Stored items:
::::::

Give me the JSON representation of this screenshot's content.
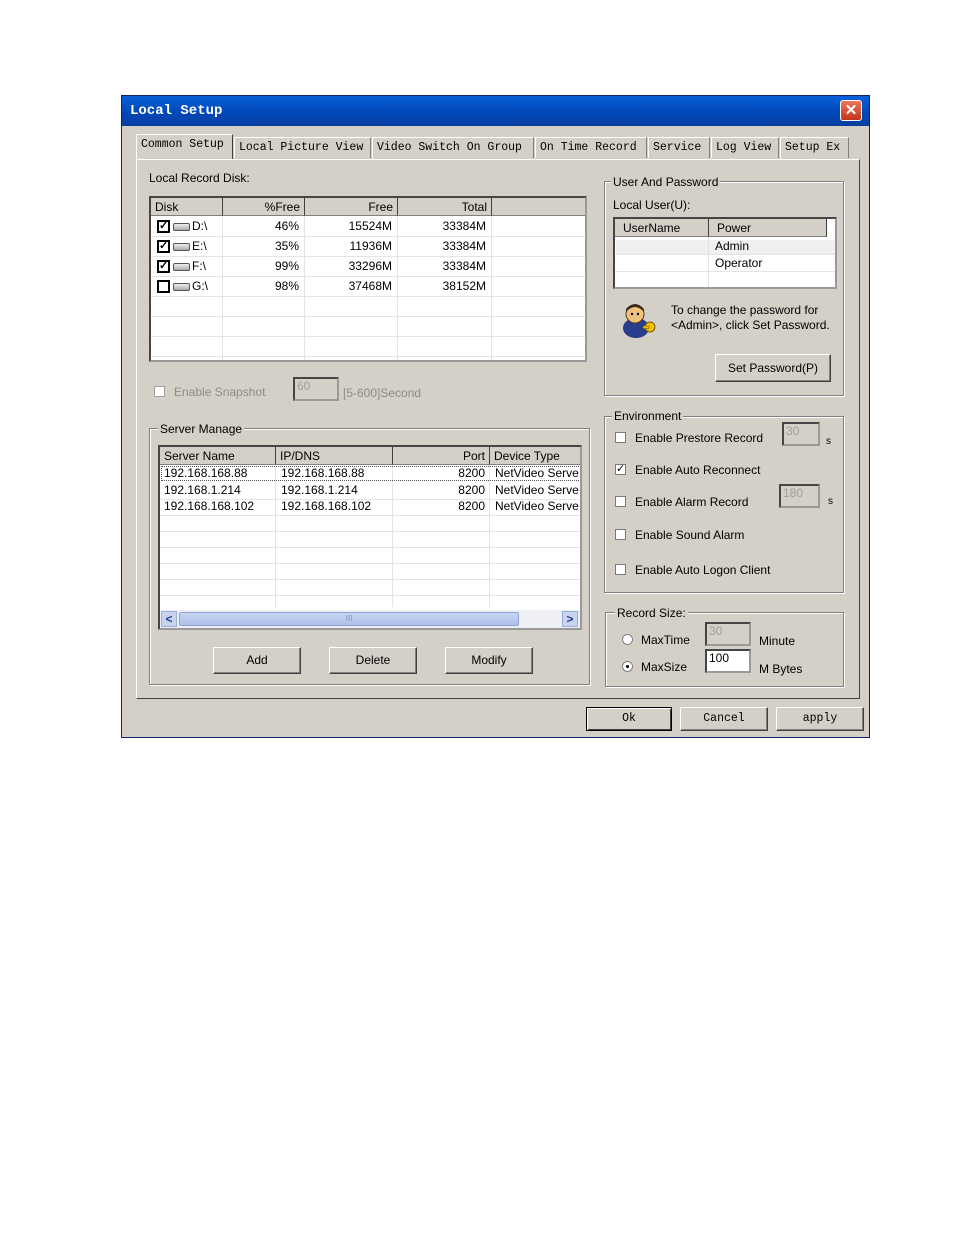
{
  "window": {
    "title": "Local Setup",
    "close_glyph": "✕"
  },
  "tabs": [
    "Common Setup",
    "Local Picture View",
    "Video Switch On Group",
    "On Time Record",
    "Service",
    "Log View",
    "Setup Ex"
  ],
  "disk": {
    "label": "Local Record Disk:",
    "columns": [
      "Disk",
      "%Free",
      "Free",
      "Total"
    ],
    "rows": [
      {
        "checked": true,
        "disk": "D:\\",
        "pct": "46%",
        "free": "15524M",
        "total": "33384M"
      },
      {
        "checked": true,
        "disk": "E:\\",
        "pct": "35%",
        "free": "11936M",
        "total": "33384M"
      },
      {
        "checked": true,
        "disk": "F:\\",
        "pct": "99%",
        "free": "33296M",
        "total": "33384M"
      },
      {
        "checked": false,
        "disk": "G:\\",
        "pct": "98%",
        "free": "37468M",
        "total": "38152M"
      }
    ]
  },
  "snapshot": {
    "label": "Enable Snapshot",
    "value": "60",
    "range": "[5-600]Second"
  },
  "server": {
    "legend": "Server Manage",
    "columns": [
      "Server Name",
      "IP/DNS",
      "Port",
      "Device Type"
    ],
    "rows": [
      {
        "name": "192.168.168.88",
        "ip": "192.168.168.88",
        "port": "8200",
        "type": "NetVideo Serve"
      },
      {
        "name": "192.168.1.214",
        "ip": "192.168.1.214",
        "port": "8200",
        "type": "NetVideo Serve"
      },
      {
        "name": "192.168.168.102",
        "ip": "192.168.168.102",
        "port": "8200",
        "type": "NetVideo Serve"
      }
    ],
    "buttons": {
      "add": "Add",
      "delete": "Delete",
      "modify": "Modify"
    },
    "scroll": {
      "left": "<",
      "right": ">",
      "thumb": "III"
    }
  },
  "user": {
    "legend": "User And Password",
    "local_user": "Local User(U):",
    "columns": [
      "UserName",
      "Power"
    ],
    "rows": [
      {
        "name": "",
        "power": "Admin"
      },
      {
        "name": "",
        "power": "Operator"
      }
    ],
    "hint": "To change the password for <Admin>, click Set Password.",
    "set_password": "Set Password(P)"
  },
  "environment": {
    "legend": "Environment",
    "prestore": {
      "label": "Enable Prestore Record",
      "checked": false,
      "value": "30",
      "unit": "s"
    },
    "auto_reconnect": {
      "label": "Enable Auto Reconnect",
      "checked": true
    },
    "alarm_record": {
      "label": "Enable Alarm Record",
      "checked": false,
      "value": "180",
      "unit": "s"
    },
    "sound_alarm": {
      "label": "Enable Sound Alarm",
      "checked": false
    },
    "auto_logon": {
      "label": "Enable Auto Logon Client",
      "checked": false
    }
  },
  "record_size": {
    "legend": "Record Size:",
    "maxtime": {
      "label": "MaxTime",
      "value": "30",
      "unit": "Minute",
      "selected": false
    },
    "maxsize": {
      "label": "MaxSize",
      "value": "100",
      "unit": "M Bytes",
      "selected": true
    }
  },
  "footer": {
    "ok": "Ok",
    "cancel": "Cancel",
    "apply": "apply"
  },
  "colors": {
    "titlebar": "#0148b8",
    "dialog": "#d4d0c8",
    "selection": "#316ac5"
  }
}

::::::

EXERCISE PROMPT:
Quote in full the listing given above; the images are to be left out.

EXERCISE ANSWER:
Give me the JSON representation of this screenshot's content.
{
  "window": {
    "title": "Local Setup",
    "close_glyph": "✕"
  },
  "tabs": [
    "Common Setup",
    "Local Picture View",
    "Video Switch On Group",
    "On Time Record",
    "Service",
    "Log View",
    "Setup Ex"
  ],
  "disk": {
    "label": "Local Record Disk:",
    "columns": [
      "Disk",
      "%Free",
      "Free",
      "Total"
    ],
    "rows": [
      {
        "checked": true,
        "disk": "D:\\",
        "pct": "46%",
        "free": "15524M",
        "total": "33384M"
      },
      {
        "checked": true,
        "disk": "E:\\",
        "pct": "35%",
        "free": "11936M",
        "total": "33384M"
      },
      {
        "checked": true,
        "disk": "F:\\",
        "pct": "99%",
        "free": "33296M",
        "total": "33384M"
      },
      {
        "checked": false,
        "disk": "G:\\",
        "pct": "98%",
        "free": "37468M",
        "total": "38152M"
      }
    ]
  },
  "snapshot": {
    "label": "Enable Snapshot",
    "value": "60",
    "range": "[5-600]Second"
  },
  "server": {
    "legend": "Server Manage",
    "columns": [
      "Server Name",
      "IP/DNS",
      "Port",
      "Device Type"
    ],
    "rows": [
      {
        "name": "192.168.168.88",
        "ip": "192.168.168.88",
        "port": "8200",
        "type": "NetVideo Serve"
      },
      {
        "name": "192.168.1.214",
        "ip": "192.168.1.214",
        "port": "8200",
        "type": "NetVideo Serve"
      },
      {
        "name": "192.168.168.102",
        "ip": "192.168.168.102",
        "port": "8200",
        "type": "NetVideo Serve"
      }
    ],
    "buttons": {
      "add": "Add",
      "delete": "Delete",
      "modify": "Modify"
    },
    "scroll": {
      "left": "<",
      "right": ">",
      "thumb": "III"
    }
  },
  "user": {
    "legend": "User And Password",
    "local_user": "Local User(U):",
    "columns": [
      "UserName",
      "Power"
    ],
    "rows": [
      {
        "name": "",
        "power": "Admin"
      },
      {
        "name": "",
        "power": "Operator"
      }
    ],
    "hint": "To change the password for <Admin>, click Set Password.",
    "set_password": "Set Password(P)"
  },
  "environment": {
    "legend": "Environment",
    "prestore": {
      "label": "Enable Prestore Record",
      "checked": false,
      "value": "30",
      "unit": "s"
    },
    "auto_reconnect": {
      "label": "Enable Auto Reconnect",
      "checked": true
    },
    "alarm_record": {
      "label": "Enable Alarm Record",
      "checked": false,
      "value": "180",
      "unit": "s"
    },
    "sound_alarm": {
      "label": "Enable Sound Alarm",
      "checked": false
    },
    "auto_logon": {
      "label": "Enable Auto Logon Client",
      "checked": false
    }
  },
  "record_size": {
    "legend": "Record Size:",
    "maxtime": {
      "label": "MaxTime",
      "value": "30",
      "unit": "Minute",
      "selected": false
    },
    "maxsize": {
      "label": "MaxSize",
      "value": "100",
      "unit": "M Bytes",
      "selected": true
    }
  },
  "footer": {
    "ok": "Ok",
    "cancel": "Cancel",
    "apply": "apply"
  },
  "colors": {
    "titlebar": "#0148b8",
    "dialog": "#d4d0c8",
    "selection": "#316ac5"
  }
}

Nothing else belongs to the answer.